■ **Problem description**:
Can you rewrite the MDA analogues abstract from the words "[Nonneurotoxic tetralin and" through "two-lever drug-discrimination paradigm." with "paradigm" swapped for "procedure"?

■ **Text block**:

***

TITLE:           Nonneurotoxic tetralin and indan analogues of
                   3,4-(methylenedioxy)amphetamine (MDA).
                 [Nonneurotoxic tetralin and indan analogues of 3 4
                   methylenedioxyamphetamine mda]
AUTHOR:          Nichols, D E (Dep. Med. Chem., Sch. Pharmacy Pharmacal Sci.,
                   Purdue Univ., West Lafayette, Indiana 47907.); Brewster, W
                   K; Johnson, M P; Oberlender, R; Riggs, R M
PUBLICATION:     Journal Of Medicinal Chemistry. 1990 33(2):702-710.
                 J Med Chem.
ABSTRACT:  Four cyclic analogues of the psychoactive phenethylamine derivative
   3,4-(methylenedioxy)amphetamine were studied. These congeners, 5,6- and
   4,5-(methylenedioxy)-2-aminoindan (3a and 4a, respectively), and 6,7- and
   5,6-(methylenedioxy)-2-aminotetralin (3b and 4b, respectively) were tested
   for stimulus generalization in the two-lever drug-discrimination paradigm.
   Two groups of rats were trained to discriminate either LSD tartrate (0.08
   mg/kg) from saline, or (.+-.)-MDMA.cntdot.HCl (1.75 mg/kg) from saline. In
   addition, a 2-aminoindan (5a) and 2-aminotetralin (5b) congener of the
   hallucinogenic amphetamine 1-(2,5-dimethoxy-4-methylphenyl)-2-aminopropane
   (DOM) were also evaluated. None of the methylenedioxy compounds substituted
   in LSD-trained rats, while both 3a and 3b fully substituted in MDMA-trained
   rats. Compounds 4a and 4b did not substitute in MDMA-trained rats. Compounds
   5a and 5b did not substitute in MDMA-trained rats, although 5a substituted
   in LSD-trained rats, but with relatively low potency compared to its
   open-chain counterpart. In view of the now well-established serotonin
   neurotoxicity of 3,4-(methylenedioxy)amphetamine and its N-methyl homologue
   1, 3a and 3b were evaluated and compared to 1 for similar toxic effects
   following a single acute dose of 40 mg/kg sc. Sacrifice at 1 week showed
   that neither 3a nor 3b depressed rat cortical or hippocampal 5-HT or 5-HIAA
   levels nor were the number of binding sites (Bmax) depressed for
   [3H]paroxetine. By contrast, and in agreement with other reports, 1
   significantly depressed all three indices of neurotoxicity. These results
   indicate that 3a and 3b have acute behavioral pharmacology similar to 1 but
   that they lack similar serotonin neurotoxicity.

***

■ **Supplied records**:
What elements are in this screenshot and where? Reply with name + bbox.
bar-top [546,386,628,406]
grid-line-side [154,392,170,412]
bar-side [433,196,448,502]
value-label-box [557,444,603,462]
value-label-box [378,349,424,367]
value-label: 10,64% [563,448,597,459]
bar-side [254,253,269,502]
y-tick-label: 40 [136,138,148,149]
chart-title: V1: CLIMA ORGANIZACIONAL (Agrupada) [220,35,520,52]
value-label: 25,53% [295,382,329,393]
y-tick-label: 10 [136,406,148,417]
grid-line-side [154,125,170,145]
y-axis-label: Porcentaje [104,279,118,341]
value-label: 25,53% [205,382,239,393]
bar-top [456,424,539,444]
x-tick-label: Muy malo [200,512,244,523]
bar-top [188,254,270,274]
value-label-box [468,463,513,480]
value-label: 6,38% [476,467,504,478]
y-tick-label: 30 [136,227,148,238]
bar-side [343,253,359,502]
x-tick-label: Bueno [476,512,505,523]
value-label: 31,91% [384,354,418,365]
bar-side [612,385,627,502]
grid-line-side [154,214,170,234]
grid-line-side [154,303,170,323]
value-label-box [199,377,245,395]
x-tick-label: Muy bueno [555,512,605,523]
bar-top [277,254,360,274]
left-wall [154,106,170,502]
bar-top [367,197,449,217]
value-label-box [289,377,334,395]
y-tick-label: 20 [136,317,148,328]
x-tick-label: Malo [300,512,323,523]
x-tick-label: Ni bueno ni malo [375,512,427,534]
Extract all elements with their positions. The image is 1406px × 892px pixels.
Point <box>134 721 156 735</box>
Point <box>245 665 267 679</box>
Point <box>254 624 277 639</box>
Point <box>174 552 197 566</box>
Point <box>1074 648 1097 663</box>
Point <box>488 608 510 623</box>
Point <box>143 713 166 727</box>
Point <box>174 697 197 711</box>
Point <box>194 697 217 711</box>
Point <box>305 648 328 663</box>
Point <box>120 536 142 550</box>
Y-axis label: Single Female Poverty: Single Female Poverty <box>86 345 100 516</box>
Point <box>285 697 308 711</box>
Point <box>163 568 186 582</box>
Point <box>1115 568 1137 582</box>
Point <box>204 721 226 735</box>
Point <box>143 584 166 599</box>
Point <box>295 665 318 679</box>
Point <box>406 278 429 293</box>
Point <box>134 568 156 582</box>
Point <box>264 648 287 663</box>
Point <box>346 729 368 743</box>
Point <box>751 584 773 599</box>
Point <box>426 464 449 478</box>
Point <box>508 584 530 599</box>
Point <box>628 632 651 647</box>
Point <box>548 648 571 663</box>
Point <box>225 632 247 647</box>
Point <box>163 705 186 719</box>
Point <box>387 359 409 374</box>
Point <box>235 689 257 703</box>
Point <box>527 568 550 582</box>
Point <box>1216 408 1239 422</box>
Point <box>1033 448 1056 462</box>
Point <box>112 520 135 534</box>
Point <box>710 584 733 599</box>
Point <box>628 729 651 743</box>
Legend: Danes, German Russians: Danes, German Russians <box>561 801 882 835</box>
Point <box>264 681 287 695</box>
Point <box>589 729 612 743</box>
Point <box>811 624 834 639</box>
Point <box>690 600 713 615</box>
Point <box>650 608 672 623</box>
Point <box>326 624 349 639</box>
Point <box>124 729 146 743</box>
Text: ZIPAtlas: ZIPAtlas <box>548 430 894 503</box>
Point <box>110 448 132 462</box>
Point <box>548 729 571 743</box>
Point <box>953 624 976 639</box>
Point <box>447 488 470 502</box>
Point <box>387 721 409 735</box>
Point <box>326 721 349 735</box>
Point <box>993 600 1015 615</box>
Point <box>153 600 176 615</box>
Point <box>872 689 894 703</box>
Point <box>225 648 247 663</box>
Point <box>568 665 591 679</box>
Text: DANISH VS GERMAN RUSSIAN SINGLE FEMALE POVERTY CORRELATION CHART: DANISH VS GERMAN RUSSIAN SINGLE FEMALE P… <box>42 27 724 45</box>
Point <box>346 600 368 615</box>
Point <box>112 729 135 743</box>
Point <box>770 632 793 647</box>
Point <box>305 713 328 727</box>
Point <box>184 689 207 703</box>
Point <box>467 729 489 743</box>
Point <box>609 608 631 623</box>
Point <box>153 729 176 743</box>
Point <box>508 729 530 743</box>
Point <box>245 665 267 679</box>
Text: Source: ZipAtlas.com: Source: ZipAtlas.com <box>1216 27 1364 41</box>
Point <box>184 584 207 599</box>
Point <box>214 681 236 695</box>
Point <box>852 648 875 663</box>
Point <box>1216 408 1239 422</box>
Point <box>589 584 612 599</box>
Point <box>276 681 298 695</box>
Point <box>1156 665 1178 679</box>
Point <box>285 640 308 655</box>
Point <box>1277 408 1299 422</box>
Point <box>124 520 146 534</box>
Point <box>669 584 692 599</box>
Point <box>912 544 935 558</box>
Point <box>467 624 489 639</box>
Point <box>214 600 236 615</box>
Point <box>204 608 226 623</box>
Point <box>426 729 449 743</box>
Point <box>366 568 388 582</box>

***

■ **Output for this exercise**:
[Nonneurotoxic tetralin and indan analogues of 3 4
                   methylenedioxyamphetamine mda]
AUTHOR:          Nichols, D E (Dep. Med. Chem., Sch. Pharmacy Pharmacal Sci.,
                   Purdue Univ., West Lafayette, Indiana 47907.); Brewster, W
                   K; Johnson, M P; Oberlender, R; Riggs, R M
PUBLICATION:     Journal Of Medicinal Chemistry. 1990 33(2):702-710.
                 J Med Chem.
ABSTRACT:  Four cyclic analogues of the psychoactive phenethylamine derivative
   3,4-(methylenedioxy)amphetamine were studied. These congeners, 5,6- and
   4,5-(methylenedioxy)-2-aminoindan (3a and 4a, respectively), and 6,7- and
   5,6-(methylenedioxy)-2-aminotetralin (3b and 4b, respectively) were tested
   for stimulus generalization in the two-lever drug-discrimination procedure.